Data items
= = = = = = =
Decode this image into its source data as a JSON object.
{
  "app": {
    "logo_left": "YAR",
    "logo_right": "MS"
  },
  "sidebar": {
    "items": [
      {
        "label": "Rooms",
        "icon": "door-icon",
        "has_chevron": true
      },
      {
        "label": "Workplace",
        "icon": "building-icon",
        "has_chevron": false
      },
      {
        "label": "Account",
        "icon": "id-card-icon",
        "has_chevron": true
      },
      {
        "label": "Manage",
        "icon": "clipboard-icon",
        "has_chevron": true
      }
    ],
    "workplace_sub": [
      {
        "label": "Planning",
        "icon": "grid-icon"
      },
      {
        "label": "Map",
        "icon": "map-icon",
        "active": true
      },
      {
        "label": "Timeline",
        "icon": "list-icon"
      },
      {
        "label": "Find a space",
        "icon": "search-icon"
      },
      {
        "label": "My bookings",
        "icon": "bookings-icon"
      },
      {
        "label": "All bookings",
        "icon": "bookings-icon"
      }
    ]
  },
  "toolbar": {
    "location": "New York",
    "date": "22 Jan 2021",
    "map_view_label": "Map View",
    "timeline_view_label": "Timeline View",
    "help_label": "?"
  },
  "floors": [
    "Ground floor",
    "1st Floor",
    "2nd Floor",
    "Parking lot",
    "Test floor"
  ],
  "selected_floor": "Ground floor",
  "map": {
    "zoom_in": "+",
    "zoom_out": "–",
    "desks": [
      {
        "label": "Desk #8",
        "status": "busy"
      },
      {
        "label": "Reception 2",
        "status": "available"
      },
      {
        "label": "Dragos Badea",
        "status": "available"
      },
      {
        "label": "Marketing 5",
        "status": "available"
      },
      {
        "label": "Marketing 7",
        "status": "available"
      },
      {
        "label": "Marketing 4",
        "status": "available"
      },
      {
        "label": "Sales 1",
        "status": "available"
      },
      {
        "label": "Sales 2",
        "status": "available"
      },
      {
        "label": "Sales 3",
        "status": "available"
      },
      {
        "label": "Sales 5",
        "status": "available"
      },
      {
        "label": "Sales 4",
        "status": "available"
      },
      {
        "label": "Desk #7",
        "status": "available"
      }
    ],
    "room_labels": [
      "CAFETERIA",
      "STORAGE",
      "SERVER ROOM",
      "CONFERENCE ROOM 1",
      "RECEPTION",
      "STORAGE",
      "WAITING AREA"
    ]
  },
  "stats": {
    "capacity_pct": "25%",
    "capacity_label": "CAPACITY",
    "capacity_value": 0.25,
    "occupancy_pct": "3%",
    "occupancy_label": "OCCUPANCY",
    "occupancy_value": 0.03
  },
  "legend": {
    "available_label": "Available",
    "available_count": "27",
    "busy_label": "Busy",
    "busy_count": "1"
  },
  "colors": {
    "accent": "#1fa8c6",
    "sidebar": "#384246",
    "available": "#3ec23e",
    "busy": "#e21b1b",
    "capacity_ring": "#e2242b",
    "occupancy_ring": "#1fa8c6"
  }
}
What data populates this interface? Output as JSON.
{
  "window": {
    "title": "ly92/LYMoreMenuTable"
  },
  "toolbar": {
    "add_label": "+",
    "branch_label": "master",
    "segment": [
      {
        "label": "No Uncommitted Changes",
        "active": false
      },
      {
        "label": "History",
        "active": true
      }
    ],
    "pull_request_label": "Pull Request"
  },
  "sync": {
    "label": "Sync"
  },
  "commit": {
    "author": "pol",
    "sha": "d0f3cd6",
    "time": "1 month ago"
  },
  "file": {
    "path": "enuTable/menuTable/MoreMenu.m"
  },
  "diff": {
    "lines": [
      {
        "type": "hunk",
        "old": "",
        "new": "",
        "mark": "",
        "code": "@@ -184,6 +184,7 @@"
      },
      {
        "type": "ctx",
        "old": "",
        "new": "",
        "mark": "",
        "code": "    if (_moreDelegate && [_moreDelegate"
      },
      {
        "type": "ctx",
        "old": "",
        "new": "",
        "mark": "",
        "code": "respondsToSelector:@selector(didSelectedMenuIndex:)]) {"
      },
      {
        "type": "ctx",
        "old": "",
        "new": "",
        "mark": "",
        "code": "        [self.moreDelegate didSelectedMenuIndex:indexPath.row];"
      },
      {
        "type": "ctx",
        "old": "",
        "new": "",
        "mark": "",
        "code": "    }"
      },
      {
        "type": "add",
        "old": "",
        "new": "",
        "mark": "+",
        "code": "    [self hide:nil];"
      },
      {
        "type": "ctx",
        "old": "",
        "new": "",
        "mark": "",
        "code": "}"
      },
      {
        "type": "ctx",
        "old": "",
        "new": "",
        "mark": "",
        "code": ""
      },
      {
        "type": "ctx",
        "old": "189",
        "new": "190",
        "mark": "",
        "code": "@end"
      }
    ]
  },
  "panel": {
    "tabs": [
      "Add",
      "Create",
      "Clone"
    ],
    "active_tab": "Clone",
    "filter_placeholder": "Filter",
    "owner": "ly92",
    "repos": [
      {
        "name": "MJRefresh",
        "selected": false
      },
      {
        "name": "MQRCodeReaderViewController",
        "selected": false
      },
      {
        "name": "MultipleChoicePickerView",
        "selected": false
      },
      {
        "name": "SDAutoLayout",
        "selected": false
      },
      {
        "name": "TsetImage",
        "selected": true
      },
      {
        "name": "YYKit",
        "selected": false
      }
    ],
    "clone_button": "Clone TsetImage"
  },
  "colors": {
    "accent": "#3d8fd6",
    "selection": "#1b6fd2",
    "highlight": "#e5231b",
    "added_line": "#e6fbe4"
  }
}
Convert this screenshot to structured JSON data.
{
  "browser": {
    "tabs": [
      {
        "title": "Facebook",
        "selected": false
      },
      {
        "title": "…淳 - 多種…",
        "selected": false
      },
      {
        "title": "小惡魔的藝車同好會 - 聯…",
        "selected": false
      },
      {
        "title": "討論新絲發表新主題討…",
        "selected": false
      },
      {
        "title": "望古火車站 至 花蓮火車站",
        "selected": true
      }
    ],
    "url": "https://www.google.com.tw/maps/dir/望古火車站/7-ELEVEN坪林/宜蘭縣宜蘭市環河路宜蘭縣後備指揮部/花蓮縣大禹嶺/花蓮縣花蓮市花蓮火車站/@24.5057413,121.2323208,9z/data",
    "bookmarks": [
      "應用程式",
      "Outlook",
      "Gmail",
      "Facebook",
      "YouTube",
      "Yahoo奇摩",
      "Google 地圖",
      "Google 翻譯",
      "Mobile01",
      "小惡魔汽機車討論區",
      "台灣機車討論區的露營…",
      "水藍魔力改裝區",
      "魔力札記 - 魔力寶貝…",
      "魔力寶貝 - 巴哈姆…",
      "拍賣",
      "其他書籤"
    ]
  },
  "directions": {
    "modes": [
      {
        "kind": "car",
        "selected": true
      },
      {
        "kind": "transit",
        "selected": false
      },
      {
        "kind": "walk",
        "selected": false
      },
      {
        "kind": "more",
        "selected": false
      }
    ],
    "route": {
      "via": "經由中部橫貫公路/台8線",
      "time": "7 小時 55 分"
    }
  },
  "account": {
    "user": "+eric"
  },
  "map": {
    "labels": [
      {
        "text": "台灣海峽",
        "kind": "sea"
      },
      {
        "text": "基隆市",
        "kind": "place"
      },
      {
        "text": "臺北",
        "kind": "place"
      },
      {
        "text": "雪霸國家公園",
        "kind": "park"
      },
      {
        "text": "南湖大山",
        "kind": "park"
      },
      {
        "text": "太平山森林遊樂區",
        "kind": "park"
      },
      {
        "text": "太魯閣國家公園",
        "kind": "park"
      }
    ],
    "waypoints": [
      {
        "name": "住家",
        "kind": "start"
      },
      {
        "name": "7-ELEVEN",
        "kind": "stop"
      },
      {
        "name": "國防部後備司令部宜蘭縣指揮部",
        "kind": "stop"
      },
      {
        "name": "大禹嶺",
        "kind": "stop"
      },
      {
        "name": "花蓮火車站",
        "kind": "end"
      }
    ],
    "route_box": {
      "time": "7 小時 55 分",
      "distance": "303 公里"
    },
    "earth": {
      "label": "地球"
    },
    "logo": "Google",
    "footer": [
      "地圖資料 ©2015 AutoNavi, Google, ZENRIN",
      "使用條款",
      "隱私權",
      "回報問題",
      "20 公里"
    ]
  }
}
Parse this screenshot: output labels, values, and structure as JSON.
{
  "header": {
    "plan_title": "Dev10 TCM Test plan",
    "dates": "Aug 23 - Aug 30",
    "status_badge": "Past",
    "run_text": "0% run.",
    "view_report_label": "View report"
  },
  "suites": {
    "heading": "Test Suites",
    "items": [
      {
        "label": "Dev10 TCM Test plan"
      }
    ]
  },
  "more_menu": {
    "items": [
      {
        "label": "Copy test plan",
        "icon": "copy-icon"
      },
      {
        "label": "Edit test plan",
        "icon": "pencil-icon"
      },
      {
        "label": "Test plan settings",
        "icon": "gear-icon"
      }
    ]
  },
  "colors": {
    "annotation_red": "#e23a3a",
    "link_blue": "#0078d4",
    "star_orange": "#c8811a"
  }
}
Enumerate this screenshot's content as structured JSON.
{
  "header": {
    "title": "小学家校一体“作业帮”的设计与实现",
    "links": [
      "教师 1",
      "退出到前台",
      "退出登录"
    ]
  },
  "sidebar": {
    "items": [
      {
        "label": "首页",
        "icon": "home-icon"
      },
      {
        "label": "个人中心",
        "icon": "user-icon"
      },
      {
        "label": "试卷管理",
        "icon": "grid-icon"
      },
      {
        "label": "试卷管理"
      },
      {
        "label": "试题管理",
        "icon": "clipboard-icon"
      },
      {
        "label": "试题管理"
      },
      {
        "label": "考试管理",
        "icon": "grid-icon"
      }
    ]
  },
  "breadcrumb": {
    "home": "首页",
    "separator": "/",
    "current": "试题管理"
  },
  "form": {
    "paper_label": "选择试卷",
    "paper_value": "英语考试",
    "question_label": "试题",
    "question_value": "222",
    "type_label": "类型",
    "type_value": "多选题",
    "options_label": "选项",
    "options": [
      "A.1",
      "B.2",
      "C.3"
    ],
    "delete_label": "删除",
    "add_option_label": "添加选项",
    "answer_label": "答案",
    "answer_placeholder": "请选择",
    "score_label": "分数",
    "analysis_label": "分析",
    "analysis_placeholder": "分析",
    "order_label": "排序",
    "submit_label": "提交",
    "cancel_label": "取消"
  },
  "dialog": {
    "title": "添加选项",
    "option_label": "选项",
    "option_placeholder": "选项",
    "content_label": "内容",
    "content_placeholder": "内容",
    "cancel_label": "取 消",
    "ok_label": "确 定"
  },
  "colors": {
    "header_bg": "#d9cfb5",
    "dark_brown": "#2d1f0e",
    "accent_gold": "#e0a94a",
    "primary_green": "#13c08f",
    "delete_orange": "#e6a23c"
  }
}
= = = = = = =
(JOB) Collect each line of the entries that has the word "structured", copying it in full.

(SOLUTION TO THE PROBLEM)
Convert this screenshot to structured JSON data.
Enumerate this screenshot's content as structured JSON.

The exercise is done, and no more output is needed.